#### EXCERPT TO READ
The social-imperialist nature of the Soviet Union became further exposed when its troops invaded Czechoslovakia in 1968 and Afghanistan in 1978. Rapid militarisation of the economy further aggravated the problem of shortages in food and other consumer articles. In the decade of the eighties, mass discontent broke out in the form of street protests within the Soviet Union. The discontent was manipulated by capitalist forces to push for eliminating the last vestiges of socialism even in form.

Perestroika and glasnost, meaning privatisation and liberalisation, were promoted by Gorbachov in the eighties as the solution to the economic problems of the Soviet Union. By the end of that decade, Gorbachov was replaced by the adventurer Yeltsin. The Supreme Soviet was overthrown by force. The Union itself disintegrated and an openly capitalist Russia emerged in 1991. The capitalists of the world rejoiced. What they could not accomplish through the Second World War, they managed to accomplish through covert sponsoring of internal subversion.

Ever since the Soviet Union disintegrated 20 years ago, the imperialist bourgeoisie has been spearheading a heightened offensive against the working class and other toilers and against nations and peoples. Through intensified exploitation and plunder, and escalated speculation with people’s savings, the monopoly finance capitalists have squeezed the purchasing power of the working population in all capitalist countries to an unprecedented degree. This is the source of the present crisis of over-production, which is developing into a deep depression.

#### RAW DATA
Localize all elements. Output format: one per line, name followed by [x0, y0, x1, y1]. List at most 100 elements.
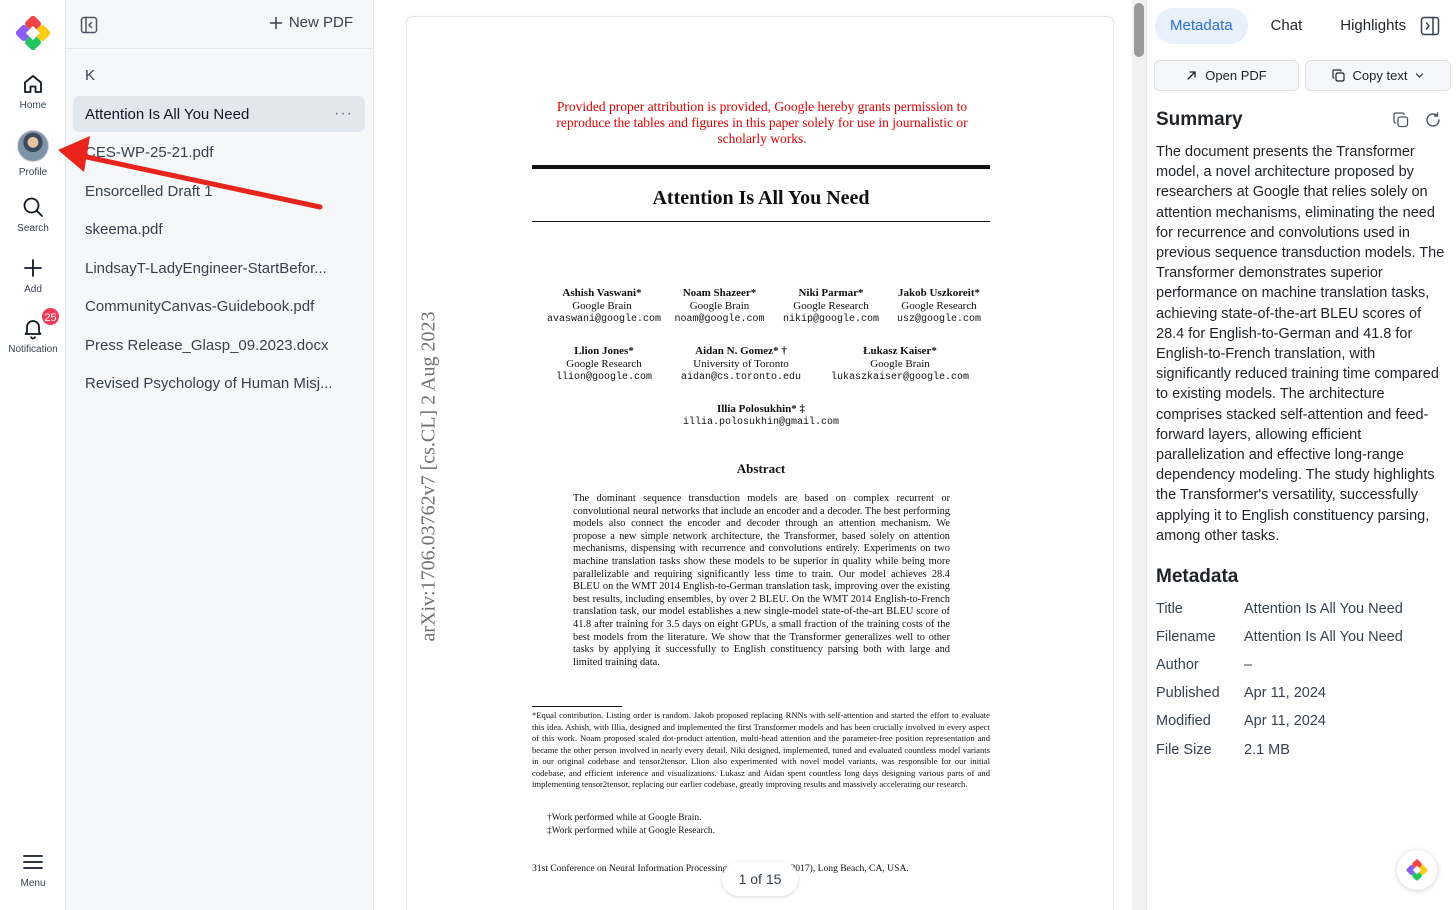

#### WRITTEN TASKS
1. Reproduce verbatim the portion of the passage on the Soviet Union's collapse starting at "Ever since the" and ending at "a deep depression.".
2. Answer the following questions using the passage on the Soviet Union's collapse.
(a) In what year did Soviet troops invade Czechoslovakia?
(b) Who replaced Gorbachov by the end of the eighties?
(c) What does the passage name as the source of the present crisis of over-production?

#### THE ANSWERS
1.
Ever since the Soviet Union disintegrated 20 years ago, the imperialist bourgeoisie has been spearheading a heightened offensive against the working class and other toilers and against nations and peoples. Through intensified exploitation and plunder, and escalated speculation with people’s savings, the monopoly finance capitalists have squeezed the purchasing power of the working population in all capitalist countries to an unprecedented degree. This is the source of the present crisis of over-production, which is developing into a deep depression.

2.
(a) 1968
(b) Yeltsin
(c) The monopoly finance capitalists' squeezing of the working population's purchasing power in all capitalist countries to an unprecedented degree, through intensified exploitation and plunder and escalated speculation with people's savings.